Request -> Return all the data below as it stands, minus the pictures.

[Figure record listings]
━━━━━━━━

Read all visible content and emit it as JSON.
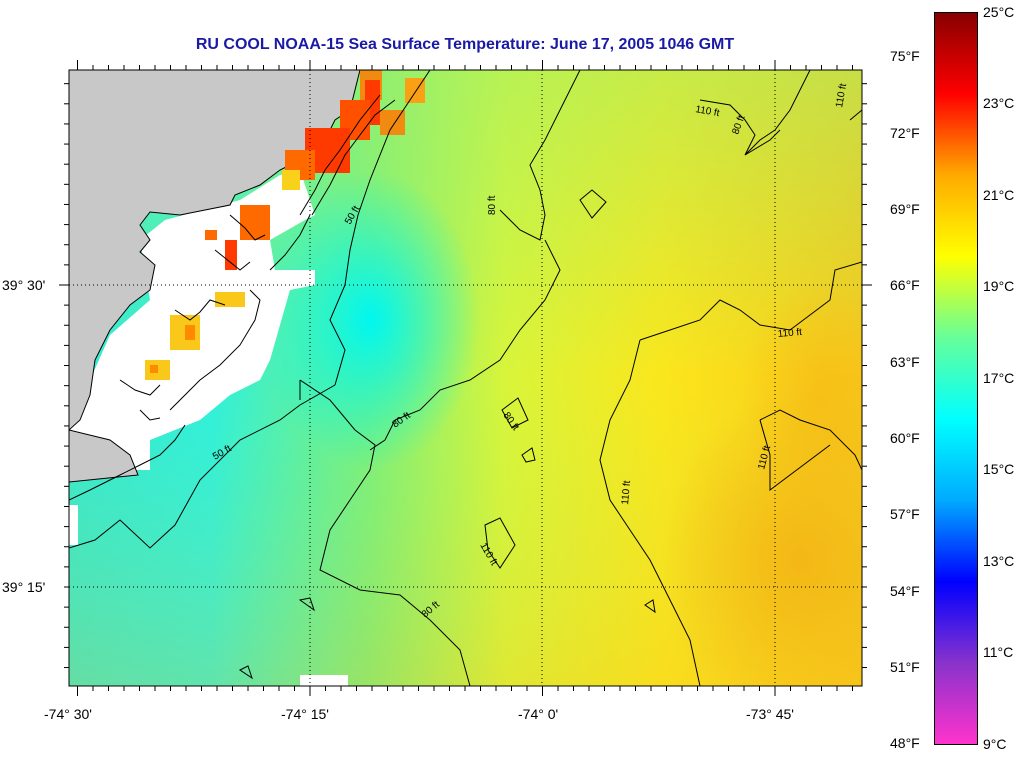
{
  "title": "RU COOL  NOAA-15  Sea Surface Temperature:  June 17, 2005 1046 GMT",
  "lat_labels": [
    "39° 30'",
    "39° 15'"
  ],
  "lon_labels": [
    "-74° 30'",
    "-74° 15'",
    "-74° 0'",
    "-73° 45'"
  ],
  "fahrenheit_labels": [
    "75°F",
    "72°F",
    "69°F",
    "66°F",
    "63°F",
    "60°F",
    "57°F",
    "54°F",
    "51°F",
    "48°F"
  ],
  "celsius_labels": [
    "25°C",
    "23°C",
    "21°C",
    "19°C",
    "17°C",
    "15°C",
    "13°C",
    "11°C",
    "9°C"
  ],
  "contours": [
    {
      "label": "50 ft"
    },
    {
      "label": "50 ft"
    },
    {
      "label": "80 ft"
    },
    {
      "label": "80 ft"
    },
    {
      "label": "80 ft"
    },
    {
      "label": "80 ft"
    },
    {
      "label": "80 ft"
    },
    {
      "label": "110 ft"
    },
    {
      "label": "110 ft"
    },
    {
      "label": "110 ft"
    },
    {
      "label": "110 ft"
    },
    {
      "label": "110 ft"
    },
    {
      "label": "110 ft"
    }
  ],
  "colors": {
    "land": "#c8c8c8",
    "no_data": "#ffffff",
    "title": "#1a1aa6",
    "colorbar_stops": [
      "#ff33cc",
      "#8833cc",
      "#0000ff",
      "#00aaff",
      "#00ffff",
      "#66ff99",
      "#ffff00",
      "#ffaa00",
      "#ff0000",
      "#880000"
    ]
  }
}
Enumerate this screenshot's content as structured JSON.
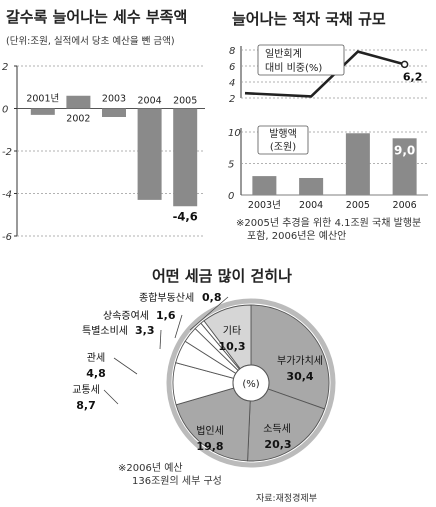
{
  "left_chart": {
    "title": "갈수록 늘어나는 세수 부족액",
    "subtitle": "(단위:조원, 실적에서 당초 예산을 뺀 금액)"
  },
  "right_chart": {
    "title": "늘어나는 적자 국채 규모",
    "line_label_1": "일반회계",
    "line_label_2": "대비 비중(%)",
    "bar_label_1": "발행액",
    "bar_label_2": "(조원)",
    "note_1": "※2005년 추경을 위한 4.1조원 국채 발행분",
    "note_2": "포함, 2006년은 예산안"
  },
  "pie_chart": {
    "title": "어떤 세금 많이 걷히나",
    "center": "(%)",
    "note_1": "※2006년 예산",
    "note_2": "136조원의 세부 구성",
    "source": "자료:재정경제부"
  },
  "chart_data": [
    {
      "type": "bar",
      "categories": [
        "2001년",
        "2002",
        "2003",
        "2004",
        "2005"
      ],
      "values": [
        -0.3,
        0.6,
        -0.4,
        -4.3,
        -4.6
      ],
      "data_labels": [
        "",
        "",
        "",
        "",
        "-4,6"
      ],
      "y_ticks": [
        "2",
        "0",
        "-2",
        "-4",
        "-6"
      ],
      "ylim": [
        -6,
        2
      ]
    },
    {
      "type": "line",
      "categories": [
        "2003년",
        "2004",
        "2005",
        "2006"
      ],
      "values": [
        2.6,
        2.2,
        7.8,
        6.2
      ],
      "data_labels": [
        "",
        "",
        "",
        "6,2"
      ],
      "y_ticks": [
        "8",
        "6",
        "4",
        "2"
      ],
      "ylim": [
        2,
        8
      ]
    },
    {
      "type": "bar",
      "categories": [
        "2003년",
        "2004",
        "2005",
        "2006"
      ],
      "values": [
        3.0,
        2.7,
        9.8,
        9.0
      ],
      "data_labels": [
        "",
        "",
        "",
        "9,0"
      ],
      "y_ticks": [
        "10",
        "5",
        "0"
      ],
      "ylim": [
        0,
        10
      ]
    },
    {
      "type": "pie",
      "slices": [
        {
          "label": "부가가치세",
          "value": 30.4,
          "value_label": "30,4"
        },
        {
          "label": "소득세",
          "value": 20.3,
          "value_label": "20,3"
        },
        {
          "label": "법인세",
          "value": 19.8,
          "value_label": "19,8"
        },
        {
          "label": "교통세",
          "value": 8.7,
          "value_label": "8,7"
        },
        {
          "label": "관세",
          "value": 4.8,
          "value_label": "4,8"
        },
        {
          "label": "특별소비세",
          "value": 3.3,
          "value_label": "3,3"
        },
        {
          "label": "상속증여세",
          "value": 1.6,
          "value_label": "1,6"
        },
        {
          "label": "종합부동산세",
          "value": 0.8,
          "value_label": "0,8"
        },
        {
          "label": "기타",
          "value": 10.3,
          "value_label": "10,3"
        }
      ]
    }
  ],
  "colors": {
    "bar_dark": "#8a8a8a",
    "bar_light": "#aaaaaa",
    "pie_dark": "#a8a8a8",
    "pie_light": "#d6d6d6",
    "pie_white": "#ffffff",
    "line": "#222222"
  }
}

━━━━━━━━

Solved problem ->
Read all visible content and emit it as JSON.
{
  "title": "RU COOL  NOAA-15  Sea Surface Temperature:  June 17, 2005 1046 GMT",
  "lat_labels": [
    "39° 30'",
    "39° 15'"
  ],
  "lon_labels": [
    "-74° 30'",
    "-74° 15'",
    "-74° 0'",
    "-73° 45'"
  ],
  "fahrenheit_labels": [
    "75°F",
    "72°F",
    "69°F",
    "66°F",
    "63°F",
    "60°F",
    "57°F",
    "54°F",
    "51°F",
    "48°F"
  ],
  "celsius_labels": [
    "25°C",
    "23°C",
    "21°C",
    "19°C",
    "17°C",
    "15°C",
    "13°C",
    "11°C",
    "9°C"
  ],
  "contours": [
    {
      "label": "50 ft"
    },
    {
      "label": "50 ft"
    },
    {
      "label": "80 ft"
    },
    {
      "label": "80 ft"
    },
    {
      "label": "80 ft"
    },
    {
      "label": "80 ft"
    },
    {
      "label": "80 ft"
    },
    {
      "label": "110 ft"
    },
    {
      "label": "110 ft"
    },
    {
      "label": "110 ft"
    },
    {
      "label": "110 ft"
    },
    {
      "label": "110 ft"
    },
    {
      "label": "110 ft"
    }
  ],
  "colors": {
    "land": "#c8c8c8",
    "no_data": "#ffffff",
    "title": "#1a1aa6",
    "colorbar_stops": [
      "#ff33cc",
      "#8833cc",
      "#0000ff",
      "#00aaff",
      "#00ffff",
      "#66ff99",
      "#ffff00",
      "#ffaa00",
      "#ff0000",
      "#880000"
    ]
  }
}
Enumerate this screenshot's content as structured JSON.
{
  "left_chart": {
    "title": "갈수록 늘어나는 세수 부족액",
    "subtitle": "(단위:조원, 실적에서 당초 예산을 뺀 금액)"
  },
  "right_chart": {
    "title": "늘어나는 적자 국채 규모",
    "line_label_1": "일반회계",
    "line_label_2": "대비 비중(%)",
    "bar_label_1": "발행액",
    "bar_label_2": "(조원)",
    "note_1": "※2005년 추경을 위한 4.1조원 국채 발행분",
    "note_2": "포함, 2006년은 예산안"
  },
  "pie_chart": {
    "title": "어떤 세금 많이 걷히나",
    "center": "(%)",
    "note_1": "※2006년 예산",
    "note_2": "136조원의 세부 구성",
    "source": "자료:재정경제부"
  },
  "chart_data": [
    {
      "type": "bar",
      "categories": [
        "2001년",
        "2002",
        "2003",
        "2004",
        "2005"
      ],
      "values": [
        -0.3,
        0.6,
        -0.4,
        -4.3,
        -4.6
      ],
      "data_labels": [
        "",
        "",
        "",
        "",
        "-4,6"
      ],
      "y_ticks": [
        "2",
        "0",
        "-2",
        "-4",
        "-6"
      ],
      "ylim": [
        -6,
        2
      ]
    },
    {
      "type": "line",
      "categories": [
        "2003년",
        "2004",
        "2005",
        "2006"
      ],
      "values": [
        2.6,
        2.2,
        7.8,
        6.2
      ],
      "data_labels": [
        "",
        "",
        "",
        "6,2"
      ],
      "y_ticks": [
        "8",
        "6",
        "4",
        "2"
      ],
      "ylim": [
        2,
        8
      ]
    },
    {
      "type": "bar",
      "categories": [
        "2003년",
        "2004",
        "2005",
        "2006"
      ],
      "values": [
        3.0,
        2.7,
        9.8,
        9.0
      ],
      "data_labels": [
        "",
        "",
        "",
        "9,0"
      ],
      "y_ticks": [
        "10",
        "5",
        "0"
      ],
      "ylim": [
        0,
        10
      ]
    },
    {
      "type": "pie",
      "slices": [
        {
          "label": "부가가치세",
          "value": 30.4,
          "value_label": "30,4"
        },
        {
          "label": "소득세",
          "value": 20.3,
          "value_label": "20,3"
        },
        {
          "label": "법인세",
          "value": 19.8,
          "value_label": "19,8"
        },
        {
          "label": "교통세",
          "value": 8.7,
          "value_label": "8,7"
        },
        {
          "label": "관세",
          "value": 4.8,
          "value_label": "4,8"
        },
        {
          "label": "특별소비세",
          "value": 3.3,
          "value_label": "3,3"
        },
        {
          "label": "상속증여세",
          "value": 1.6,
          "value_label": "1,6"
        },
        {
          "label": "종합부동산세",
          "value": 0.8,
          "value_label": "0,8"
        },
        {
          "label": "기타",
          "value": 10.3,
          "value_label": "10,3"
        }
      ]
    }
  ],
  "colors": {
    "bar_dark": "#8a8a8a",
    "bar_light": "#aaaaaa",
    "pie_dark": "#a8a8a8",
    "pie_light": "#d6d6d6",
    "pie_white": "#ffffff",
    "line": "#222222"
  }
}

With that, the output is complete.